**TASK DESCRIPTION**
Repeat the entire listing exactly as written.

■ ■ ■

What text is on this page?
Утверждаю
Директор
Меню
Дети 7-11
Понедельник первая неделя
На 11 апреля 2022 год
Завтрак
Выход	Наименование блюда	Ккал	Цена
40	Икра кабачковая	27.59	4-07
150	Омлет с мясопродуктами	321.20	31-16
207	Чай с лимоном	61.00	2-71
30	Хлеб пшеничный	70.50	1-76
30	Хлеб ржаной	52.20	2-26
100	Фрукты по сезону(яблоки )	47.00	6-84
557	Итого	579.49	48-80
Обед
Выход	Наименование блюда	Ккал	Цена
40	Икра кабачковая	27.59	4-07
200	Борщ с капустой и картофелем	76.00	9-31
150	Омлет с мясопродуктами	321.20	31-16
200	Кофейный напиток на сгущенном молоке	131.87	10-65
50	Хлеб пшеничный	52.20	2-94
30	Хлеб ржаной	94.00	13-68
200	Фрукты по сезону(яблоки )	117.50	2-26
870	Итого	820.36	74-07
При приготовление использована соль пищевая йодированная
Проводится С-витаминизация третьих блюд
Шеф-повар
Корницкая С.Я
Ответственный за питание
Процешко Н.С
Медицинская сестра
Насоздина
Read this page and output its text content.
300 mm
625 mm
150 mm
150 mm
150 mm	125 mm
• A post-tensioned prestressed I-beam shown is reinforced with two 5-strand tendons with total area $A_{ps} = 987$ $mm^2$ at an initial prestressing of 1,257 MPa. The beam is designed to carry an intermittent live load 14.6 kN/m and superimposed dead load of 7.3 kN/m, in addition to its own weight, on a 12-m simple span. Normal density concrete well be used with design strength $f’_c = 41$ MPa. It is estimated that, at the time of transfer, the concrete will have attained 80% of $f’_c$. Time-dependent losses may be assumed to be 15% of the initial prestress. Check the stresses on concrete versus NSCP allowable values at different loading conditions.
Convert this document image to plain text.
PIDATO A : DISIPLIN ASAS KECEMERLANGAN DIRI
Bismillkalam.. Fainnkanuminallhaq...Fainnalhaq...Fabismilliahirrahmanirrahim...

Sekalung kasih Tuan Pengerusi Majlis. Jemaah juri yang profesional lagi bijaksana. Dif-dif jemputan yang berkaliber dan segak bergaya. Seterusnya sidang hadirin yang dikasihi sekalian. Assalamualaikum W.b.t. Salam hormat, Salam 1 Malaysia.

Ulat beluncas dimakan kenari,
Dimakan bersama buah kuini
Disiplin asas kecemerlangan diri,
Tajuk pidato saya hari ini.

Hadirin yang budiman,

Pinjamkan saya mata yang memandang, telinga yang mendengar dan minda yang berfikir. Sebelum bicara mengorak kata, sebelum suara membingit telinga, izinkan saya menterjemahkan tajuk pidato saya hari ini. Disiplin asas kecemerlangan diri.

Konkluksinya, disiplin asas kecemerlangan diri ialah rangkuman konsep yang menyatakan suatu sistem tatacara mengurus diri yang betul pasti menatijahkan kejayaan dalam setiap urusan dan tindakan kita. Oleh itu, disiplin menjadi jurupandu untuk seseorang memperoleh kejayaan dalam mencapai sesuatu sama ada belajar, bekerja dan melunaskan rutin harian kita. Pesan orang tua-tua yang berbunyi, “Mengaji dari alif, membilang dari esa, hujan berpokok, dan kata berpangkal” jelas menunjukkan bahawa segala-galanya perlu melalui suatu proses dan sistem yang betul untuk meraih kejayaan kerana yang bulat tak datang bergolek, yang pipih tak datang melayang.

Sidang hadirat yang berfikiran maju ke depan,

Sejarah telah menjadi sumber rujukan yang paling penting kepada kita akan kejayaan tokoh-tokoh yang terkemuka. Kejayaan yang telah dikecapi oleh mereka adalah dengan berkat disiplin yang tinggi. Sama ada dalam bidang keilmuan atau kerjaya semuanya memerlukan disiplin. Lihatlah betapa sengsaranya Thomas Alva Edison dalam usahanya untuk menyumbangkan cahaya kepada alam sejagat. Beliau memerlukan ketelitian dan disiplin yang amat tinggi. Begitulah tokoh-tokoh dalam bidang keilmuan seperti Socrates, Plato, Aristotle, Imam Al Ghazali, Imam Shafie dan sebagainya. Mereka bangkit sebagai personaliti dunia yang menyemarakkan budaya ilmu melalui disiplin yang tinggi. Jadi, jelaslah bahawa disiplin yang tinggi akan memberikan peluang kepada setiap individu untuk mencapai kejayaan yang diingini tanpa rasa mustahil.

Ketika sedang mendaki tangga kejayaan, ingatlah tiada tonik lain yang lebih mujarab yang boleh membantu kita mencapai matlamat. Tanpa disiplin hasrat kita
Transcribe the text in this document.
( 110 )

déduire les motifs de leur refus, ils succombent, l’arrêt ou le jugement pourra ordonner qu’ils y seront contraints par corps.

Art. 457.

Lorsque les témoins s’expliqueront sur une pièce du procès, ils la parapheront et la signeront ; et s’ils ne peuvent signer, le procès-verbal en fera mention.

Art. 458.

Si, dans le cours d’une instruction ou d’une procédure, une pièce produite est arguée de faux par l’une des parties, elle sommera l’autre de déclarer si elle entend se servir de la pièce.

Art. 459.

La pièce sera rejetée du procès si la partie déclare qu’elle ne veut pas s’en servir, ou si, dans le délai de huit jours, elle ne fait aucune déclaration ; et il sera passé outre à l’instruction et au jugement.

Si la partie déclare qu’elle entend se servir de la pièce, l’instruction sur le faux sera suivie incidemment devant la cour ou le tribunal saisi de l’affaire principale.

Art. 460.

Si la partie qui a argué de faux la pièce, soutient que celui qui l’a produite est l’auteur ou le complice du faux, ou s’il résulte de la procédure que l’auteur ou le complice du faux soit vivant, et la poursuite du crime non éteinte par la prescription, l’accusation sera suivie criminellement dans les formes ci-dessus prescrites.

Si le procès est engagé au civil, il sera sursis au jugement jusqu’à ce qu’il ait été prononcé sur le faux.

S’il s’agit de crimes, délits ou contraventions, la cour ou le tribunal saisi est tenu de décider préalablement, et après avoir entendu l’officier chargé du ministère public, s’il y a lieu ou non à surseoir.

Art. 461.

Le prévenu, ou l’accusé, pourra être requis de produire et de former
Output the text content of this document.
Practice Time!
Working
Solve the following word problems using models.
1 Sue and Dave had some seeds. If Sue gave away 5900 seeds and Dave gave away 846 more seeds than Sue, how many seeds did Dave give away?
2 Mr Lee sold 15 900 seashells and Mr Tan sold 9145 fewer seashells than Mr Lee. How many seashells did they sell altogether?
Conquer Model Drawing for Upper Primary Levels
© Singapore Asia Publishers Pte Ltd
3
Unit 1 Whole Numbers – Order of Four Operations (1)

■ ■ ■

**COMPLETE ANSWER**
What text is on this page?
Утверждаю
Директор
Меню
Дети 7-11
Понедельник первая неделя
На 11 апреля 2022 год
Завтрак
Выход	Наименование блюда	Ккал	Цена
40	Икра кабачковая	27.59	4-07
150	Омлет с мясопродуктами	321.20	31-16
207	Чай с лимоном	61.00	2-71
30	Хлеб пшеничный	70.50	1-76
30	Хлеб ржаной	52.20	2-26
100	Фрукты по сезону(яблоки )	47.00	6-84
557	Итого	579.49	48-80
Обед
Выход	Наименование блюда	Ккал	Цена
40	Икра кабачковая	27.59	4-07
200	Борщ с капустой и картофелем	76.00	9-31
150	Омлет с мясопродуктами	321.20	31-16
200	Кофейный напиток на сгущенном молоке	131.87	10-65
50	Хлеб пшеничный	52.20	2-94
30	Хлеб ржаной	94.00	13-68
200	Фрукты по сезону(яблоки )	117.50	2-26
870	Итого	820.36	74-07
При приготовление использована соль пищевая йодированная
Проводится С-витаминизация третьих блюд
Шеф-повар
Корницкая С.Я
Ответственный за питание
Процешко Н.С
Медицинская сестра
Насоздина
Read this page and output its text content.
300 mm
625 mm
150 mm
150 mm
150 mm	125 mm
• A post-tensioned prestressed I-beam shown is reinforced with two 5-strand tendons with total area $A_{ps} = 987$ $mm^2$ at an initial prestressing of 1,257 MPa. The beam is designed to carry an intermittent live load 14.6 kN/m and superimposed dead load of 7.3 kN/m, in addition to its own weight, on a 12-m simple span. Normal density concrete well be used with design strength $f’_c = 41$ MPa. It is estimated that, at the time of transfer, the concrete will have attained 80% of $f’_c$. Time-dependent losses may be assumed to be 15% of the initial prestress. Check the stresses on concrete versus NSCP allowable values at different loading conditions.
Convert this document image to plain text.
PIDATO A : DISIPLIN ASAS KECEMERLANGAN DIRI
Bismillkalam.. Fainnkanuminallhaq...Fainnalhaq...Fabismilliahirrahmanirrahim...

Sekalung kasih Tuan Pengerusi Majlis. Jemaah juri yang profesional lagi bijaksana. Dif-dif jemputan yang berkaliber dan segak bergaya. Seterusnya sidang hadirin yang dikasihi sekalian. Assalamualaikum W.b.t. Salam hormat, Salam 1 Malaysia.

Ulat beluncas dimakan kenari,
Dimakan bersama buah kuini
Disiplin asas kecemerlangan diri,
Tajuk pidato saya hari ini.

Hadirin yang budiman,

Pinjamkan saya mata yang memandang, telinga yang mendengar dan minda yang berfikir. Sebelum bicara mengorak kata, sebelum suara membingit telinga, izinkan saya menterjemahkan tajuk pidato saya hari ini. Disiplin asas kecemerlangan diri.

Konkluksinya, disiplin asas kecemerlangan diri ialah rangkuman konsep yang menyatakan suatu sistem tatacara mengurus diri yang betul pasti menatijahkan kejayaan dalam setiap urusan dan tindakan kita. Oleh itu, disiplin menjadi jurupandu untuk seseorang memperoleh kejayaan dalam mencapai sesuatu sama ada belajar, bekerja dan melunaskan rutin harian kita. Pesan orang tua-tua yang berbunyi, “Mengaji dari alif, membilang dari esa, hujan berpokok, dan kata berpangkal” jelas menunjukkan bahawa segala-galanya perlu melalui suatu proses dan sistem yang betul untuk meraih kejayaan kerana yang bulat tak datang bergolek, yang pipih tak datang melayang.

Sidang hadirat yang berfikiran maju ke depan,

Sejarah telah menjadi sumber rujukan yang paling penting kepada kita akan kejayaan tokoh-tokoh yang terkemuka. Kejayaan yang telah dikecapi oleh mereka adalah dengan berkat disiplin yang tinggi. Sama ada dalam bidang keilmuan atau kerjaya semuanya memerlukan disiplin. Lihatlah betapa sengsaranya Thomas Alva Edison dalam usahanya untuk menyumbangkan cahaya kepada alam sejagat. Beliau memerlukan ketelitian dan disiplin yang amat tinggi. Begitulah tokoh-tokoh dalam bidang keilmuan seperti Socrates, Plato, Aristotle, Imam Al Ghazali, Imam Shafie dan sebagainya. Mereka bangkit sebagai personaliti dunia yang menyemarakkan budaya ilmu melalui disiplin yang tinggi. Jadi, jelaslah bahawa disiplin yang tinggi akan memberikan peluang kepada setiap individu untuk mencapai kejayaan yang diingini tanpa rasa mustahil.

Ketika sedang mendaki tangga kejayaan, ingatlah tiada tonik lain yang lebih mujarab yang boleh membantu kita mencapai matlamat. Tanpa disiplin hasrat kita
Transcribe the text in this document.
( 110 )

déduire les motifs de leur refus, ils succombent, l’arrêt ou le jugement pourra ordonner qu’ils y seront contraints par corps.

Art. 457.

Lorsque les témoins s’expliqueront sur une pièce du procès, ils la parapheront et la signeront ; et s’ils ne peuvent signer, le procès-verbal en fera mention.

Art. 458.

Si, dans le cours d’une instruction ou d’une procédure, une pièce produite est arguée de faux par l’une des parties, elle sommera l’autre de déclarer si elle entend se servir de la pièce.

Art. 459.

La pièce sera rejetée du procès si la partie déclare qu’elle ne veut pas s’en servir, ou si, dans le délai de huit jours, elle ne fait aucune déclaration ; et il sera passé outre à l’instruction et au jugement.

Si la partie déclare qu’elle entend se servir de la pièce, l’instruction sur le faux sera suivie incidemment devant la cour ou le tribunal saisi de l’affaire principale.

Art. 460.

Si la partie qui a argué de faux la pièce, soutient que celui qui l’a produite est l’auteur ou le complice du faux, ou s’il résulte de la procédure que l’auteur ou le complice du faux soit vivant, et la poursuite du crime non éteinte par la prescription, l’accusation sera suivie criminellement dans les formes ci-dessus prescrites.

Si le procès est engagé au civil, il sera sursis au jugement jusqu’à ce qu’il ait été prononcé sur le faux.

S’il s’agit de crimes, délits ou contraventions, la cour ou le tribunal saisi est tenu de décider préalablement, et après avoir entendu l’officier chargé du ministère public, s’il y a lieu ou non à surseoir.

Art. 461.

Le prévenu, ou l’accusé, pourra être requis de produire et de former
Output the text content of this document.
Practice Time!
Working
Solve the following word problems using models.
1 Sue and Dave had some seeds. If Sue gave away 5900 seeds and Dave gave away 846 more seeds than Sue, how many seeds did Dave give away?
2 Mr Lee sold 15 900 seashells and Mr Tan sold 9145 fewer seashells than Mr Lee. How many seashells did they sell altogether?
Conquer Model Drawing for Upper Primary Levels
© Singapore Asia Publishers Pte Ltd
3
Unit 1 Whole Numbers – Order of Four Operations (1)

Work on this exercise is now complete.